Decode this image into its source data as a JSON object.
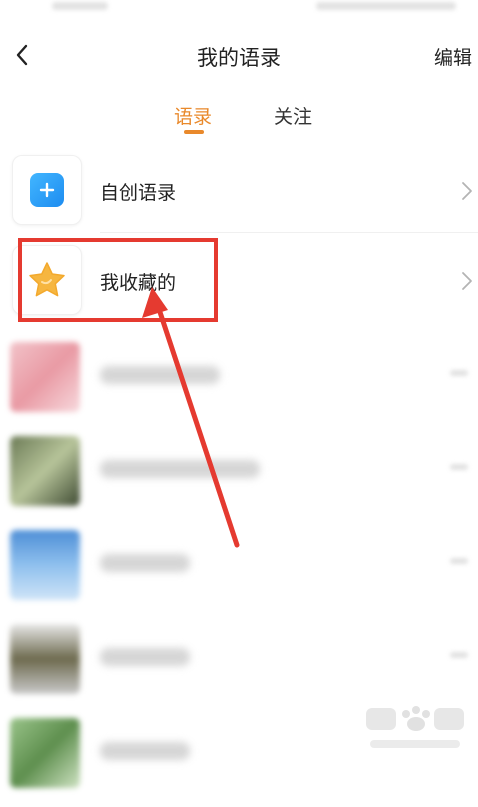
{
  "header": {
    "back_icon": "chevron-left-icon",
    "title": "我的语录",
    "edit_label": "编辑"
  },
  "tabs": [
    {
      "label": "语录",
      "active": true
    },
    {
      "label": "关注",
      "active": false
    }
  ],
  "list": {
    "items": [
      {
        "label": "自创语录",
        "icon": "plus-icon"
      },
      {
        "label": "我收藏的",
        "icon": "star-icon"
      }
    ]
  },
  "colors": {
    "accent": "#e9892b",
    "highlight": "#e53a30",
    "plus_icon_bg": "#1d8cf0",
    "star_icon": "#f6b640"
  }
}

***

Required work: Every entry above should be duplicated exactly. Do not include the images.

Output of the exercise:
Decode this image into its source data as a JSON object.
{
  "header": {
    "back_icon": "chevron-left-icon",
    "title": "我的语录",
    "edit_label": "编辑"
  },
  "tabs": [
    {
      "label": "语录",
      "active": true
    },
    {
      "label": "关注",
      "active": false
    }
  ],
  "list": {
    "items": [
      {
        "label": "自创语录",
        "icon": "plus-icon"
      },
      {
        "label": "我收藏的",
        "icon": "star-icon"
      }
    ]
  },
  "colors": {
    "accent": "#e9892b",
    "highlight": "#e53a30",
    "plus_icon_bg": "#1d8cf0",
    "star_icon": "#f6b640"
  }
}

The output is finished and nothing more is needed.